Task to complete
Look through the lines below and extract each one that contains "Name".

(Extracted records)
____

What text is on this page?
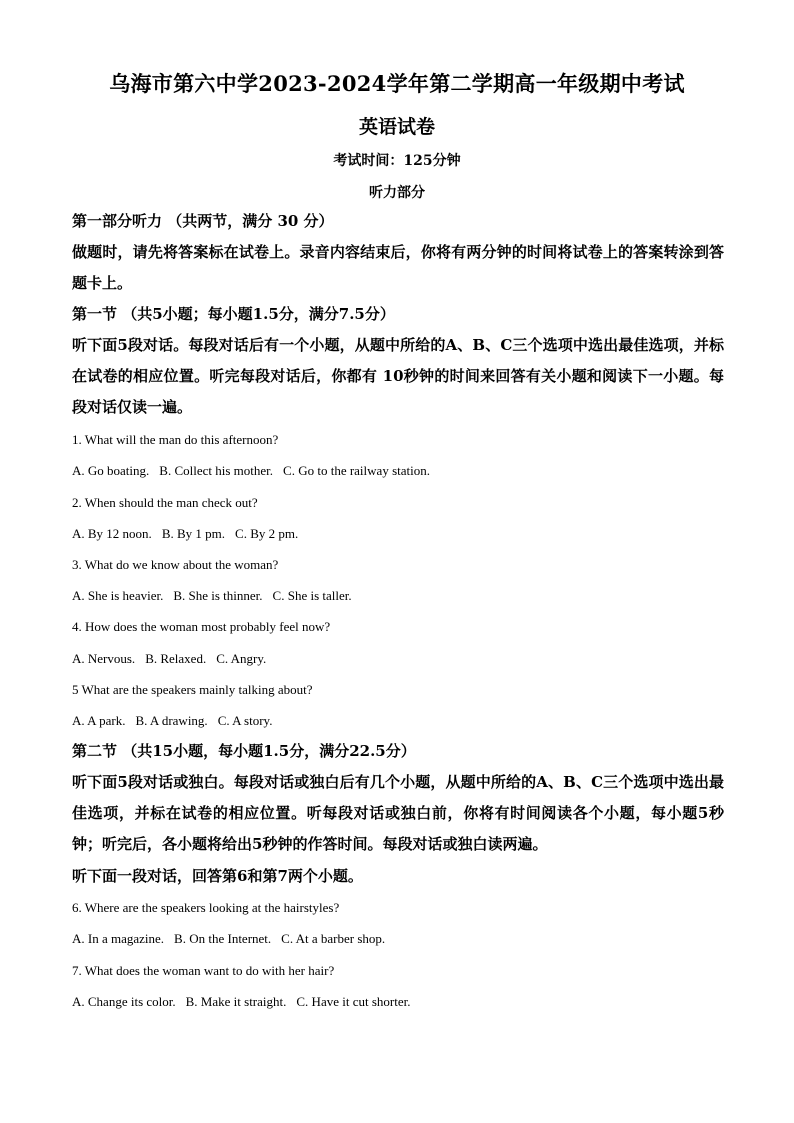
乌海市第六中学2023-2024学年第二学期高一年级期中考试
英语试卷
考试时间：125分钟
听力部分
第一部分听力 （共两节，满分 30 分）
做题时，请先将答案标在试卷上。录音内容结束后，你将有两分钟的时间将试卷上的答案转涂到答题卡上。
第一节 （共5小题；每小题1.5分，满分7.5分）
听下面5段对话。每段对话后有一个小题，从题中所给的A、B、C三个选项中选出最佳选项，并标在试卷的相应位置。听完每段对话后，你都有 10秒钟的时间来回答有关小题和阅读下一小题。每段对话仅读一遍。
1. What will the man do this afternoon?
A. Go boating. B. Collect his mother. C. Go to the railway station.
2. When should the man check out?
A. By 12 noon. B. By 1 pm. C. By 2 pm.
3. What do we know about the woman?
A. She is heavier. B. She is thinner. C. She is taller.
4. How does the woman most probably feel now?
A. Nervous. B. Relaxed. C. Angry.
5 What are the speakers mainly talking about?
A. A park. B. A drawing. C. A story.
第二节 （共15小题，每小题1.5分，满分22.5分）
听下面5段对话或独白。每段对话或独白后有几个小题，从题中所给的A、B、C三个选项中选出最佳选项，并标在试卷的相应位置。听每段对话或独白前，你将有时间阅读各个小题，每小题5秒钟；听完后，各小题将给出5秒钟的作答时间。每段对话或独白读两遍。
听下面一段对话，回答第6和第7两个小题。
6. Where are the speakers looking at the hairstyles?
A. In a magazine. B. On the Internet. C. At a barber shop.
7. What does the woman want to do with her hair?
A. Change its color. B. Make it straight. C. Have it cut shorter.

____

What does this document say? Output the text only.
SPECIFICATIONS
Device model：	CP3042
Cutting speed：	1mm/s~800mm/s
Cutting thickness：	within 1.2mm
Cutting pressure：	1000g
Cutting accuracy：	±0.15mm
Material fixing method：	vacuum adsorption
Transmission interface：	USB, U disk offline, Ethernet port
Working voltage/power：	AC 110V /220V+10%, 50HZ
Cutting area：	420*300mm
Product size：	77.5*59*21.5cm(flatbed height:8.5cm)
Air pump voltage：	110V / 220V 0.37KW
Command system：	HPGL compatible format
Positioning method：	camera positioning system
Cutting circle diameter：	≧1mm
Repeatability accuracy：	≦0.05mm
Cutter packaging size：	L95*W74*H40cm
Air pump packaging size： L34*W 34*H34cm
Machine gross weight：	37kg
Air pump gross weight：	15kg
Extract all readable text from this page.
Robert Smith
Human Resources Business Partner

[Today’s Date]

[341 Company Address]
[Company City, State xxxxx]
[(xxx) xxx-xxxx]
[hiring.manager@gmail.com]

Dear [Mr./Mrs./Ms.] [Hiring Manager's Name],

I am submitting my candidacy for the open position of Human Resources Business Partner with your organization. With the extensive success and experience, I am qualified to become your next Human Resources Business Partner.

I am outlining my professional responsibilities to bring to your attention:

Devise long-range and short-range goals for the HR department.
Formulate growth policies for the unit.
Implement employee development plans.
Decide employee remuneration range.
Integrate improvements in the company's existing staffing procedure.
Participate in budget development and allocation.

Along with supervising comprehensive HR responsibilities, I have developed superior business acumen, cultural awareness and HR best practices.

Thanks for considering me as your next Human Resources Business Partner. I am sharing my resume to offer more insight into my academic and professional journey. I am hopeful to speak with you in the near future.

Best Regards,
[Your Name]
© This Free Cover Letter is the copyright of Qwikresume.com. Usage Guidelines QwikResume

____

Exercise result
Dear [Mr./Mrs./Ms.] [Hiring Manager's Name],
[Your Name]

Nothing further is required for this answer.